**Task brief:** Copy every line with the string "decir" in it.
——
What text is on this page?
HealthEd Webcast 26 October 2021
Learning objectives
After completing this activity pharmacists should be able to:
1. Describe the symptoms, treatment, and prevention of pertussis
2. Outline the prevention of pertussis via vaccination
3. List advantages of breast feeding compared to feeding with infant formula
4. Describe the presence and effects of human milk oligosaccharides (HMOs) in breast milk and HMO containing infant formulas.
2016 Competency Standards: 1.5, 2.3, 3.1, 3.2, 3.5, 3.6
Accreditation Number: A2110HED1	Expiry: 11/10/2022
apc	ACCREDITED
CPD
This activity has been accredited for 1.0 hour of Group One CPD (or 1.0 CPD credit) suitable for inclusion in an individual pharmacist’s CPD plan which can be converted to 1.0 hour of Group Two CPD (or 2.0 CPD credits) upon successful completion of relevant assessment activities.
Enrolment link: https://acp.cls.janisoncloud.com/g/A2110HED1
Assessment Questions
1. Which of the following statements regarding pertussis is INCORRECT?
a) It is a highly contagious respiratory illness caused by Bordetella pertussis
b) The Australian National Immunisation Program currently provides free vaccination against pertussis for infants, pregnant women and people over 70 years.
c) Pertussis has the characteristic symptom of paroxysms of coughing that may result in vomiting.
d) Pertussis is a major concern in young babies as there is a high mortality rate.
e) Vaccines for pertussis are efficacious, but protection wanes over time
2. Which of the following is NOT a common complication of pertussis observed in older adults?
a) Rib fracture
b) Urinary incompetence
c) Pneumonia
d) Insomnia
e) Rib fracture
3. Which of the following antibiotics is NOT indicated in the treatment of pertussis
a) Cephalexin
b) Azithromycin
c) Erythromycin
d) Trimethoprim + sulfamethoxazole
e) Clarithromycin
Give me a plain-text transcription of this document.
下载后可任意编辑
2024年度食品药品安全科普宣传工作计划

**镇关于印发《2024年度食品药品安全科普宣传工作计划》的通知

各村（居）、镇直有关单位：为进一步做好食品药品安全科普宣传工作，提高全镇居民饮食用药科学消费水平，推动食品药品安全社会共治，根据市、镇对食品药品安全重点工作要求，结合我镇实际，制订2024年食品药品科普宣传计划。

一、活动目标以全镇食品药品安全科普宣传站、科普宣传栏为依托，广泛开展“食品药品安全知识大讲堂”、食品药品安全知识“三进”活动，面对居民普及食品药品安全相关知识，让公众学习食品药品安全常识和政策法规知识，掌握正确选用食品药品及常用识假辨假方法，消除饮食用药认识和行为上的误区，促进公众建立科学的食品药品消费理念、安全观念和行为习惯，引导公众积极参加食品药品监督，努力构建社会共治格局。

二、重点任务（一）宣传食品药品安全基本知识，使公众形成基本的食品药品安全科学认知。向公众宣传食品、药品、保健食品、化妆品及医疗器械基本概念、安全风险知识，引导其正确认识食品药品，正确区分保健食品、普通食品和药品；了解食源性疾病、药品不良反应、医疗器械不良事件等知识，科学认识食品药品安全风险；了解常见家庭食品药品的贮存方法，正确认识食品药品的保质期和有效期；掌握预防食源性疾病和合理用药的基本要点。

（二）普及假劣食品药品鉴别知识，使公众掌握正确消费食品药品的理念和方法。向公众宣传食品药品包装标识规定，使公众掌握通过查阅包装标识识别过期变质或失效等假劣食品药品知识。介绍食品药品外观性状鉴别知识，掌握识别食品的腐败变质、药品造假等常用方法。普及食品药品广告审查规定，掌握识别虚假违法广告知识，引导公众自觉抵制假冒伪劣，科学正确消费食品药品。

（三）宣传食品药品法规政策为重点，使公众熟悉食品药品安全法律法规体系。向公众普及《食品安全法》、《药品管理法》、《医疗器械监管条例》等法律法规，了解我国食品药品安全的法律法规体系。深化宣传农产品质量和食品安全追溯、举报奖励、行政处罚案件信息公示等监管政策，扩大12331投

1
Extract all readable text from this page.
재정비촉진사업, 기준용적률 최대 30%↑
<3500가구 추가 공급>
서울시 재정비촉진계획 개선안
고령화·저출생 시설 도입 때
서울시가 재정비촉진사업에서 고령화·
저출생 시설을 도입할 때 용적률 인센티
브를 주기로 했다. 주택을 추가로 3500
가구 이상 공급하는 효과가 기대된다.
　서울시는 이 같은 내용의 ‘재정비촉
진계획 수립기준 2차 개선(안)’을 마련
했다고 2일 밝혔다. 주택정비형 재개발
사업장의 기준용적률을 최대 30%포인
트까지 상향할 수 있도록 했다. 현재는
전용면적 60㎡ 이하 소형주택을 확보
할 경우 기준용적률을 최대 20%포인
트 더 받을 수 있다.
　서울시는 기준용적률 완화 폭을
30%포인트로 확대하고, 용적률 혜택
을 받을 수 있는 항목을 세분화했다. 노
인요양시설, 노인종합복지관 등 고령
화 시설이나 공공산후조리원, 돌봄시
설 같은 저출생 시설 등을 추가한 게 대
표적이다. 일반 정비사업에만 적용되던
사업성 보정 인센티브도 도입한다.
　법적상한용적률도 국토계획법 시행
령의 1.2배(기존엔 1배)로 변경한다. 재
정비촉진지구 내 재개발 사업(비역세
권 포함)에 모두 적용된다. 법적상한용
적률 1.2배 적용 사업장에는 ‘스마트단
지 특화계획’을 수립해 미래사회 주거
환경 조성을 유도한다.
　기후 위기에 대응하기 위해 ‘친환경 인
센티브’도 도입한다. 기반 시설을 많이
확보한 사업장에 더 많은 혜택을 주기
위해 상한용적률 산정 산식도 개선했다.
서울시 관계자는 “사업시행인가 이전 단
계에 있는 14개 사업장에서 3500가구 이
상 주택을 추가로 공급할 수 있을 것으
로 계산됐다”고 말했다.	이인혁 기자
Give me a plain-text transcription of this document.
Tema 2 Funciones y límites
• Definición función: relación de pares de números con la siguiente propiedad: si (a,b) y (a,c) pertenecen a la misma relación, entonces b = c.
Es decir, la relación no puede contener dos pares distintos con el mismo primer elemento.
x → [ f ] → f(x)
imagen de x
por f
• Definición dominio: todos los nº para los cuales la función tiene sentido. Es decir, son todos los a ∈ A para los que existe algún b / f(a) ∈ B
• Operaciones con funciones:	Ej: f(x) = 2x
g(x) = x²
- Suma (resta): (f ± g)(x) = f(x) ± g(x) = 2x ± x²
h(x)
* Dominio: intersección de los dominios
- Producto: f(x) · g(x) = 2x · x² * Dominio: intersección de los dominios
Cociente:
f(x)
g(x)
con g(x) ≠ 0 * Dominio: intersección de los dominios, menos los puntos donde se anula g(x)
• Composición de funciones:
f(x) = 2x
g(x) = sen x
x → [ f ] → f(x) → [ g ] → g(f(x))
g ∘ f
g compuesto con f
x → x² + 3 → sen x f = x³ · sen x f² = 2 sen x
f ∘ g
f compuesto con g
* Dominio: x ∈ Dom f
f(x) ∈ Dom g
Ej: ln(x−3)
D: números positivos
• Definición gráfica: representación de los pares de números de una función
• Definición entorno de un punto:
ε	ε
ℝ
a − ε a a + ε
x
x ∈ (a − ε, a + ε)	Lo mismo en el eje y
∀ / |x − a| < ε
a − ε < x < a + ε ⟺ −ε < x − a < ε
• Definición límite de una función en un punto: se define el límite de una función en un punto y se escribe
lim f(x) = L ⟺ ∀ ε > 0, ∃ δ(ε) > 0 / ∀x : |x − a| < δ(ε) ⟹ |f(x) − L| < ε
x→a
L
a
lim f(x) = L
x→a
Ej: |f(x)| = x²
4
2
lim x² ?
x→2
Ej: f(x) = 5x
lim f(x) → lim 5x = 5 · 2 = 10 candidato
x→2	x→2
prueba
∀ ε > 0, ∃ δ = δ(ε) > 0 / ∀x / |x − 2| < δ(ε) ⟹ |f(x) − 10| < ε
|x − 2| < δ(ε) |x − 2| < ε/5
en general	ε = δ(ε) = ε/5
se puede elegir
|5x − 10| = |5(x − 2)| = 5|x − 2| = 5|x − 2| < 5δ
——
**Result of this exercise:**
Es decir, la relación no puede contener dos pares distintos con el mismo primer elemento.
• Definición dominio: todos los nº para los cuales la función tiene sentido. Es decir, son todos los a ∈ A para los que existe algún b / f(a) ∈ B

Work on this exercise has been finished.